[Stored data]
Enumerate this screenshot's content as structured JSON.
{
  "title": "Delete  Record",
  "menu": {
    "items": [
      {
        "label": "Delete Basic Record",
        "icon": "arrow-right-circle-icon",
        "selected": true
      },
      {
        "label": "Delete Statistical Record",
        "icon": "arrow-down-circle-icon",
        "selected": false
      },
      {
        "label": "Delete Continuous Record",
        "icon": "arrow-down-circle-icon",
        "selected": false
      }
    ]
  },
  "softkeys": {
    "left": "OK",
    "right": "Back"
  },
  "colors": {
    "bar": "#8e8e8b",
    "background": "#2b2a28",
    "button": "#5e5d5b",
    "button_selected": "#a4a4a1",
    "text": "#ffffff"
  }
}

---

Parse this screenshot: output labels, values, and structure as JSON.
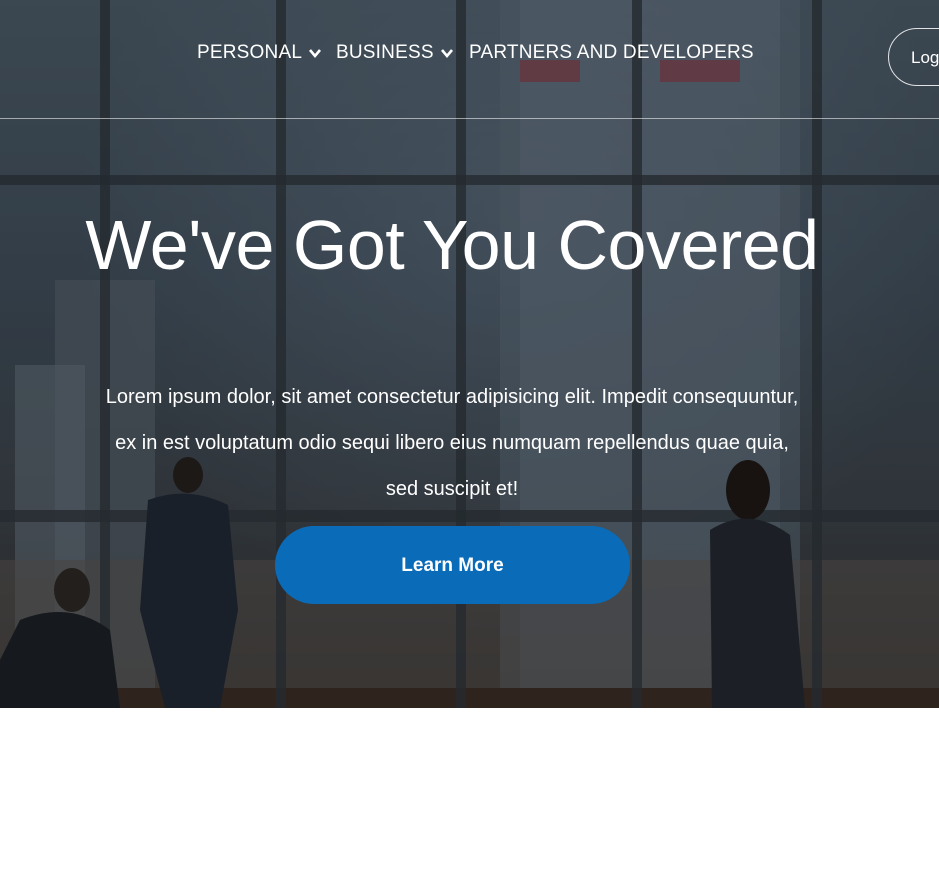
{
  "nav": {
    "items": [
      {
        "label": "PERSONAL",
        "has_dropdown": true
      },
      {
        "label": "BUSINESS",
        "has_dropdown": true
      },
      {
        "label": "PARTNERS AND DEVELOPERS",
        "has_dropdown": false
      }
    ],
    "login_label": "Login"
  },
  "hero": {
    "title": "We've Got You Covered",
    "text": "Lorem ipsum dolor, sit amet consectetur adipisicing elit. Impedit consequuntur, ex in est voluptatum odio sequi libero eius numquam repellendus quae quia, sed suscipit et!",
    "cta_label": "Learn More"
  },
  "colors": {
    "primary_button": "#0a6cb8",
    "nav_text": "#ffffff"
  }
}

— Goal of the exercise —
Among the lines of the records above, count those holding the string "right", and report only the number.

— Task result —
2